▸ Your task:
Write out exactly the lines from the one containing "Transcribe the text in this document." through the last line of the records below, including both.

— begin Listed records —

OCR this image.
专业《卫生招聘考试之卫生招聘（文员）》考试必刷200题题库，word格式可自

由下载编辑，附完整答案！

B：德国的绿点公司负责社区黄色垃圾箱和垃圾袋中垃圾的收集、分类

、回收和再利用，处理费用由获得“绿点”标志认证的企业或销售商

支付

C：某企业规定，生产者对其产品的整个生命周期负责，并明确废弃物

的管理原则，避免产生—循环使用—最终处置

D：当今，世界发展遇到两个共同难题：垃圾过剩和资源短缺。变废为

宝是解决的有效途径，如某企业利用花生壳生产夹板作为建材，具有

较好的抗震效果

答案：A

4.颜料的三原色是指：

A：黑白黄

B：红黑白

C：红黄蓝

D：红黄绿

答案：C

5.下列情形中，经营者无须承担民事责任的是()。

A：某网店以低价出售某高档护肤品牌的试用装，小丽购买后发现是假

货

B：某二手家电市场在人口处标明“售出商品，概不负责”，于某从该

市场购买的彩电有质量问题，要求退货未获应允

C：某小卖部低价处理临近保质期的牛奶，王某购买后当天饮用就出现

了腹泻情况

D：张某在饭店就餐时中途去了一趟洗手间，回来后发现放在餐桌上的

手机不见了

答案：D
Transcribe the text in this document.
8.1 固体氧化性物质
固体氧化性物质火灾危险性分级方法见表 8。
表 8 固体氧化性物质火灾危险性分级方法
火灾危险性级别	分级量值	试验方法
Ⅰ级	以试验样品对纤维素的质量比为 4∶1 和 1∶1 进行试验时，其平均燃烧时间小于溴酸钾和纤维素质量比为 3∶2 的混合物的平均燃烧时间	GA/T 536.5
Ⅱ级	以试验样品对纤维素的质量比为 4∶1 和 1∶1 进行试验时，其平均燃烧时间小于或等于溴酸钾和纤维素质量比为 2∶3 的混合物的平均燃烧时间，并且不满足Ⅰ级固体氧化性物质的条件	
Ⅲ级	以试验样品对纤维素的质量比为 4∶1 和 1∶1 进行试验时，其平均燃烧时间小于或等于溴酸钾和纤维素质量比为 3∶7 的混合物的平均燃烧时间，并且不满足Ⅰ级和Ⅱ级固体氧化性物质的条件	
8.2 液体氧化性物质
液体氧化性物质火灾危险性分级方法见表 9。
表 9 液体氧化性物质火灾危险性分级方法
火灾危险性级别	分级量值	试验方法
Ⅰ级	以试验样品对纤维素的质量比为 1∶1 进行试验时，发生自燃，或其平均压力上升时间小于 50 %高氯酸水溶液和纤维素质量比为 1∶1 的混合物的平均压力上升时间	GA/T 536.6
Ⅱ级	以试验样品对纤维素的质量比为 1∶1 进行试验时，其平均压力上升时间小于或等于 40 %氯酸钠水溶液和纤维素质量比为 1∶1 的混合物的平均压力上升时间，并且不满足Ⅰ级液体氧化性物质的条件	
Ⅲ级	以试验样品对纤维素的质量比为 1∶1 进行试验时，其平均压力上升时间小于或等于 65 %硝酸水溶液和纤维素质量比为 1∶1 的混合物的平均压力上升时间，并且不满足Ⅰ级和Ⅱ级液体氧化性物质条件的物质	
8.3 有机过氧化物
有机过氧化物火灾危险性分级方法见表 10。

— end Listed records —

▸ Output for this exercise:
Transcribe the text in this document.
8.1 固体氧化性物质
固体氧化性物质火灾危险性分级方法见表 8。
表 8 固体氧化性物质火灾危险性分级方法
火灾危险性级别	分级量值	试验方法
Ⅰ级	以试验样品对纤维素的质量比为 4∶1 和 1∶1 进行试验时，其平均燃烧时间小于溴酸钾和纤维素质量比为 3∶2 的混合物的平均燃烧时间	GA/T 536.5
Ⅱ级	以试验样品对纤维素的质量比为 4∶1 和 1∶1 进行试验时，其平均燃烧时间小于或等于溴酸钾和纤维素质量比为 2∶3 的混合物的平均燃烧时间，并且不满足Ⅰ级固体氧化性物质的条件	
Ⅲ级	以试验样品对纤维素的质量比为 4∶1 和 1∶1 进行试验时，其平均燃烧时间小于或等于溴酸钾和纤维素质量比为 3∶7 的混合物的平均燃烧时间，并且不满足Ⅰ级和Ⅱ级固体氧化性物质的条件	
8.2 液体氧化性物质
液体氧化性物质火灾危险性分级方法见表 9。
表 9 液体氧化性物质火灾危险性分级方法
火灾危险性级别	分级量值	试验方法
Ⅰ级	以试验样品对纤维素的质量比为 1∶1 进行试验时，发生自燃，或其平均压力上升时间小于 50 %高氯酸水溶液和纤维素质量比为 1∶1 的混合物的平均压力上升时间	GA/T 536.6
Ⅱ级	以试验样品对纤维素的质量比为 1∶1 进行试验时，其平均压力上升时间小于或等于 40 %氯酸钠水溶液和纤维素质量比为 1∶1 的混合物的平均压力上升时间，并且不满足Ⅰ级液体氧化性物质的条件	
Ⅲ级	以试验样品对纤维素的质量比为 1∶1 进行试验时，其平均压力上升时间小于或等于 65 %硝酸水溶液和纤维素质量比为 1∶1 的混合物的平均压力上升时间，并且不满足Ⅰ级和Ⅱ级液体氧化性物质条件的物质	
8.3 有机过氧化物
有机过氧化物火灾危险性分级方法见表 10。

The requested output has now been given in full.